• **Passage provided**
......
When, however, it is proposed to imbue the mind of a crowd with ideas and beliefs - with modern social theories, for instance, the leaders have recourse to different expedients.  The principal of them are three in number and clearly defined- affirmation, repetition and contagion.  Their actions is somewhat slow, but its effects, once produced, are very lasting.
  Affirmation pure and simple, kept free of all reasoning and all proof, is one of the surest means of making an idea enter the mind of crowds. 

Whether the feelings exhibited by a crowd be good or bad, they present the double character of being very simple and very exaggerated.  On this point, as on so may others, an individual in a crowd resembles primitive beings.  Inaccessible to fine distinctions he sees things as a whole, and is  blind to their intermediate phrases.  The exaggeration of the sentiments of a crowd is heightened  by the fact that any feeling when once it is exhibited communicating itself very quickly by a process of suggestion and contagion, the evident approbation of which it is the object considerably increases its force.

The violence of the feelings of crowds is also increased, especially in heterogeneous crowds,  by the absence of all sense of responsibility.  The certainty of impunity, a certainty the stronger as the crowd is more numerous, and the notion of considerable momentary force due to number, make possible in the case of crowds sentiments and acts impossible for the isolated individual.  In crowds the foolish, ignorant, and envious persons are freed from the sense of their insignificance and powerlessness, and are possessed instead by the notion of brutal and temporary but immense strength.

Given to exaggeration in its feelings, a crowd is only impressed by excessive sentiments.  An orator wishing to move a crowd must make abusive use of violent affirmations.  To exaggerate, to affirm, to resort to repetitions, and never to attempt to prove anything by reasoning are methods of argument well known to speakers at public meetings. 

Authoritativeness and intolerance are are sentiments of which crowds have a very clear notion, which they easily conceive and which they entertain as readily as they put them in practice when once they are imposed upon them.  Crowds exhibit a docile respect for force, and are but slightly impressed by kindness, which for them is scarcely other than a form of weakness.  Their sympathies have never been bestowed on easy-going masters, but on tyrants who vigorously oppressed them.  It is to these latter that they always erect the loftiest statues.  It is true that they willingly trample on the despot when they have stripped of his power, but it is because, having lost his strength, he has resumed his place among the feeble, who are to be despised because they are not to be feared.  They type of hero dear to crowds will always have the semblance of a Caesar.  His insignia attract them, his authority overawes them, and his sword instills them with fear. 

 

Whatever the ides suggested to crowds they can only exercise influence on condition they assume a very absolute, uncompromising, and simple shape.  They present themselves then in the guise of images, and are only accessible to the masses under this form.

When  by various processes an idea has ended by penetrating into the minds of crowds, it possesses an irresistible power and brings about a series of effects, opposition to which is bootless.  The philosophical ideas which resulted in the French Revolution took nearly a century to implant themselves in the mind of the crowd.  Their irresistible force, when once they had take root, is known.  The striving of an entire nation towards the conquest of social equality and the realization of abstract rights and ideal liberties, caused the tottering of all thrones and profoundly  disturbed the Western world.

A long time is necessary for ideas to establish themselves in the minds of crowds, but just as long a time is necessary for them to be eradicated.
......
• **Available data**
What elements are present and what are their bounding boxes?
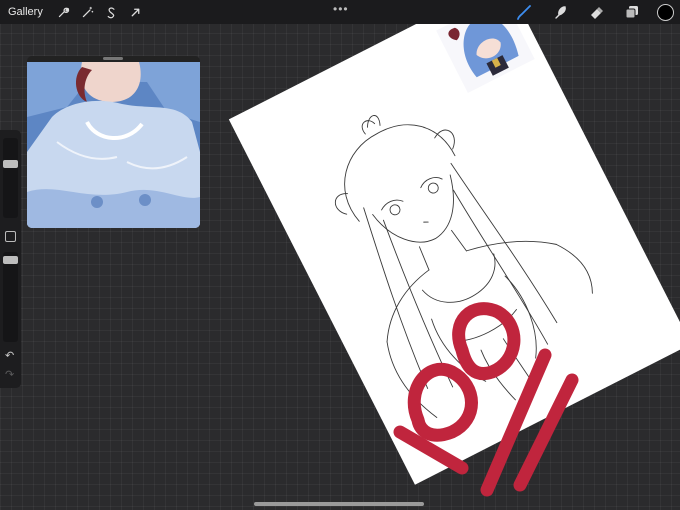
......
• **Requirement**
According to the passage on crowds, which three expedients do leaders rely on to imbue a crowd's mind with ideas and beliefs?

• **Full answer**
Affirmation, repetition and contagion.